* [EXERCISE DESCRIPTION]:
Return each entry exactly, omitting nothing.

--- INFORMATION PROVIDED ---

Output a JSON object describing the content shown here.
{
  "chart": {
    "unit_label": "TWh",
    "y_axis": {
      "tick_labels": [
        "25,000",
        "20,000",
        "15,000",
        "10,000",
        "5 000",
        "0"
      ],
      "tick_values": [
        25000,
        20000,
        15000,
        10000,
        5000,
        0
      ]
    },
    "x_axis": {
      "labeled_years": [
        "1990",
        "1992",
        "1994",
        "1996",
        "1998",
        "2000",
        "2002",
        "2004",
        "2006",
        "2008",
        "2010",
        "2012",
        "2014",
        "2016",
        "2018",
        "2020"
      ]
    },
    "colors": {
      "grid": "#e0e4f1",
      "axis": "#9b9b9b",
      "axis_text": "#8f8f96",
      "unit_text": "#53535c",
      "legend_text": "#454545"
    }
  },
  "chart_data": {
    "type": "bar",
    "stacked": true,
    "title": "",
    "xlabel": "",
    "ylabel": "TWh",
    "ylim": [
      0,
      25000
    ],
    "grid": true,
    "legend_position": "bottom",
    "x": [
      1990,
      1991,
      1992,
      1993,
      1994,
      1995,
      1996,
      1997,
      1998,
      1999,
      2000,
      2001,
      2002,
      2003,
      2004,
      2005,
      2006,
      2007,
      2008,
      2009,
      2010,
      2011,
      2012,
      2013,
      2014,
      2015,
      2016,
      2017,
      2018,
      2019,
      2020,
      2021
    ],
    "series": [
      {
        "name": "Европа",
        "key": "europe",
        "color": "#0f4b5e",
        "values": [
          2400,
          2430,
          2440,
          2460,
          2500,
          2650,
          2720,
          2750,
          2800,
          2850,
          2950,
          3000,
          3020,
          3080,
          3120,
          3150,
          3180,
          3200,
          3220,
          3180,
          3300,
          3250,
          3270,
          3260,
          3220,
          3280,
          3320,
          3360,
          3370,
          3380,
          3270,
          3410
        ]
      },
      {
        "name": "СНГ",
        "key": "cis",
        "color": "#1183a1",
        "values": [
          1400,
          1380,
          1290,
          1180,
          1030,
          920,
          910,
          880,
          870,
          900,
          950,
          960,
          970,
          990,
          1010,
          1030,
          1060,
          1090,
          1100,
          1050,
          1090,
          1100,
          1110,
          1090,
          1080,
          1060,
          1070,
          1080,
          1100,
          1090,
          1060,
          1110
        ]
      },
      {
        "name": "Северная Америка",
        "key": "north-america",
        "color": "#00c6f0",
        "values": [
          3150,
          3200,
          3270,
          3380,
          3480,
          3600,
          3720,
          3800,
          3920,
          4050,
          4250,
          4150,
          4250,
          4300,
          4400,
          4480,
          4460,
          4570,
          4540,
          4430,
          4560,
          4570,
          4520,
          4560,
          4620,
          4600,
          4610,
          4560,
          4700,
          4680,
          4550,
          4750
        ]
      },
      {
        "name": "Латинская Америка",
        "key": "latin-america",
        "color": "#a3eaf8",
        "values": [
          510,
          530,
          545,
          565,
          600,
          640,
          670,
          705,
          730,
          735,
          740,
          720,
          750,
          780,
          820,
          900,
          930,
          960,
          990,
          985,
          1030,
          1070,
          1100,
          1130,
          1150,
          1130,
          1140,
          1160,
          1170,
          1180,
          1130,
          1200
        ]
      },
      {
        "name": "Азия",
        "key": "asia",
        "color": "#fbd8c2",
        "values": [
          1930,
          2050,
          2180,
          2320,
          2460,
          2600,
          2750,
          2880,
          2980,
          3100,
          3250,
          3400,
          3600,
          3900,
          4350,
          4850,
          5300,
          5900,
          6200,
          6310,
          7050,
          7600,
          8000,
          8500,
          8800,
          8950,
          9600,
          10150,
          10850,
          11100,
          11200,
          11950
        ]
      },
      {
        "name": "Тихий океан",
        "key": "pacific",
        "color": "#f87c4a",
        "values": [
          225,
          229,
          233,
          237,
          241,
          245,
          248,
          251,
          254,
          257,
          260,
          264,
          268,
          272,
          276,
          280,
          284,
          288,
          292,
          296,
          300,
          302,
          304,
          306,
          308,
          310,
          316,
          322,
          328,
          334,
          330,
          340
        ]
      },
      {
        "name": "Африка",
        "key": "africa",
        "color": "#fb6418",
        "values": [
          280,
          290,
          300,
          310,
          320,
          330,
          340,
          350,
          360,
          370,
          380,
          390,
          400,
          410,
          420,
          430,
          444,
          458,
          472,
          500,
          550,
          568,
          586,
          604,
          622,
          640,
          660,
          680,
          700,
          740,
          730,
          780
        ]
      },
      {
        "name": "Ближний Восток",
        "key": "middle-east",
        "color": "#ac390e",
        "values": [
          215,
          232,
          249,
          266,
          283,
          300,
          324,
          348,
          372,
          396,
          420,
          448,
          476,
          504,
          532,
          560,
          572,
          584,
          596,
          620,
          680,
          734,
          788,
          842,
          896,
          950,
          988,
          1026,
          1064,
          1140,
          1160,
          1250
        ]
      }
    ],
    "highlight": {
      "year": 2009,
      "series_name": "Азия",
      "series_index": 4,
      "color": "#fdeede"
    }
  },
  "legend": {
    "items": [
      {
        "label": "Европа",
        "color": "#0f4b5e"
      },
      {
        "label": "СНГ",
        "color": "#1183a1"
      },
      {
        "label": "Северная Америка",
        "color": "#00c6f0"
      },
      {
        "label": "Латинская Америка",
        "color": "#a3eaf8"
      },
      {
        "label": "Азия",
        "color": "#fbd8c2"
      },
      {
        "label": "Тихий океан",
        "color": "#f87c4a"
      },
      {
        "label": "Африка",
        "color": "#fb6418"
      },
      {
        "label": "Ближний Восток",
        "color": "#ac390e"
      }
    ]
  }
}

---

* [RESPONSE FOR THIS EXERCISE]:
Output a JSON object describing the content shown here.
{
  "chart": {
    "unit_label": "TWh",
    "y_axis": {
      "tick_labels": [
        "25,000",
        "20,000",
        "15,000",
        "10,000",
        "5 000",
        "0"
      ],
      "tick_values": [
        25000,
        20000,
        15000,
        10000,
        5000,
        0
      ]
    },
    "x_axis": {
      "labeled_years": [
        "1990",
        "1992",
        "1994",
        "1996",
        "1998",
        "2000",
        "2002",
        "2004",
        "2006",
        "2008",
        "2010",
        "2012",
        "2014",
        "2016",
        "2018",
        "2020"
      ]
    },
    "colors": {
      "grid": "#e0e4f1",
      "axis": "#9b9b9b",
      "axis_text": "#8f8f96",
      "unit_text": "#53535c",
      "legend_text": "#454545"
    }
  },
  "chart_data": {
    "type": "bar",
    "stacked": true,
    "title": "",
    "xlabel": "",
    "ylabel": "TWh",
    "ylim": [
      0,
      25000
    ],
    "grid": true,
    "legend_position": "bottom",
    "x": [
      1990,
      1991,
      1992,
      1993,
      1994,
      1995,
      1996,
      1997,
      1998,
      1999,
      2000,
      2001,
      2002,
      2003,
      2004,
      2005,
      2006,
      2007,
      2008,
      2009,
      2010,
      2011,
      2012,
      2013,
      2014,
      2015,
      2016,
      2017,
      2018,
      2019,
      2020,
      2021
    ],
    "series": [
      {
        "name": "Европа",
        "key": "europe",
        "color": "#0f4b5e",
        "values": [
          2400,
          2430,
          2440,
          2460,
          2500,
          2650,
          2720,
          2750,
          2800,
          2850,
          2950,
          3000,
          3020,
          3080,
          3120,
          3150,
          3180,
          3200,
          3220,
          3180,
          3300,
          3250,
          3270,
          3260,
          3220,
          3280,
          3320,
          3360,
          3370,
          3380,
          3270,
          3410
        ]
      },
      {
        "name": "СНГ",
        "key": "cis",
        "color": "#1183a1",
        "values": [
          1400,
          1380,
          1290,
          1180,
          1030,
          920,
          910,
          880,
          870,
          900,
          950,
          960,
          970,
          990,
          1010,
          1030,
          1060,
          1090,
          1100,
          1050,
          1090,
          1100,
          1110,
          1090,
          1080,
          1060,
          1070,
          1080,
          1100,
          1090,
          1060,
          1110
        ]
      },
      {
        "name": "Северная Америка",
        "key": "north-america",
        "color": "#00c6f0",
        "values": [
          3150,
          3200,
          3270,
          3380,
          3480,
          3600,
          3720,
          3800,
          3920,
          4050,
          4250,
          4150,
          4250,
          4300,
          4400,
          4480,
          4460,
          4570,
          4540,
          4430,
          4560,
          4570,
          4520,
          4560,
          4620,
          4600,
          4610,
          4560,
          4700,
          4680,
          4550,
          4750
        ]
      },
      {
        "name": "Латинская Америка",
        "key": "latin-america",
        "color": "#a3eaf8",
        "values": [
          510,
          530,
          545,
          565,
          600,
          640,
          670,
          705,
          730,
          735,
          740,
          720,
          750,
          780,
          820,
          900,
          930,
          960,
          990,
          985,
          1030,
          1070,
          1100,
          1130,
          1150,
          1130,
          1140,
          1160,
          1170,
          1180,
          1130,
          1200
        ]
      },
      {
        "name": "Азия",
        "key": "asia",
        "color": "#fbd8c2",
        "values": [
          1930,
          2050,
          2180,
          2320,
          2460,
          2600,
          2750,
          2880,
          2980,
          3100,
          3250,
          3400,
          3600,
          3900,
          4350,
          4850,
          5300,
          5900,
          6200,
          6310,
          7050,
          7600,
          8000,
          8500,
          8800,
          8950,
          9600,
          10150,
          10850,
          11100,
          11200,
          11950
        ]
      },
      {
        "name": "Тихий океан",
        "key": "pacific",
        "color": "#f87c4a",
        "values": [
          225,
          229,
          233,
          237,
          241,
          245,
          248,
          251,
          254,
          257,
          260,
          264,
          268,
          272,
          276,
          280,
          284,
          288,
          292,
          296,
          300,
          302,
          304,
          306,
          308,
          310,
          316,
          322,
          328,
          334,
          330,
          340
        ]
      },
      {
        "name": "Африка",
        "key": "africa",
        "color": "#fb6418",
        "values": [
          280,
          290,
          300,
          310,
          320,
          330,
          340,
          350,
          360,
          370,
          380,
          390,
          400,
          410,
          420,
          430,
          444,
          458,
          472,
          500,
          550,
          568,
          586,
          604,
          622,
          640,
          660,
          680,
          700,
          740,
          730,
          780
        ]
      },
      {
        "name": "Ближний Восток",
        "key": "middle-east",
        "color": "#ac390e",
        "values": [
          215,
          232,
          249,
          266,
          283,
          300,
          324,
          348,
          372,
          396,
          420,
          448,
          476,
          504,
          532,
          560,
          572,
          584,
          596,
          620,
          680,
          734,
          788,
          842,
          896,
          950,
          988,
          1026,
          1064,
          1140,
          1160,
          1250
        ]
      }
    ],
    "highlight": {
      "year": 2009,
      "series_name": "Азия",
      "series_index": 4,
      "color": "#fdeede"
    }
  },
  "legend": {
    "items": [
      {
        "label": "Европа",
        "color": "#0f4b5e"
      },
      {
        "label": "СНГ",
        "color": "#1183a1"
      },
      {
        "label": "Северная Америка",
        "color": "#00c6f0"
      },
      {
        "label": "Латинская Америка",
        "color": "#a3eaf8"
      },
      {
        "label": "Азия",
        "color": "#fbd8c2"
      },
      {
        "label": "Тихий океан",
        "color": "#f87c4a"
      },
      {
        "label": "Африка",
        "color": "#fb6418"
      },
      {
        "label": "Ближний Восток",
        "color": "#ac390e"
      }
    ]
  }
}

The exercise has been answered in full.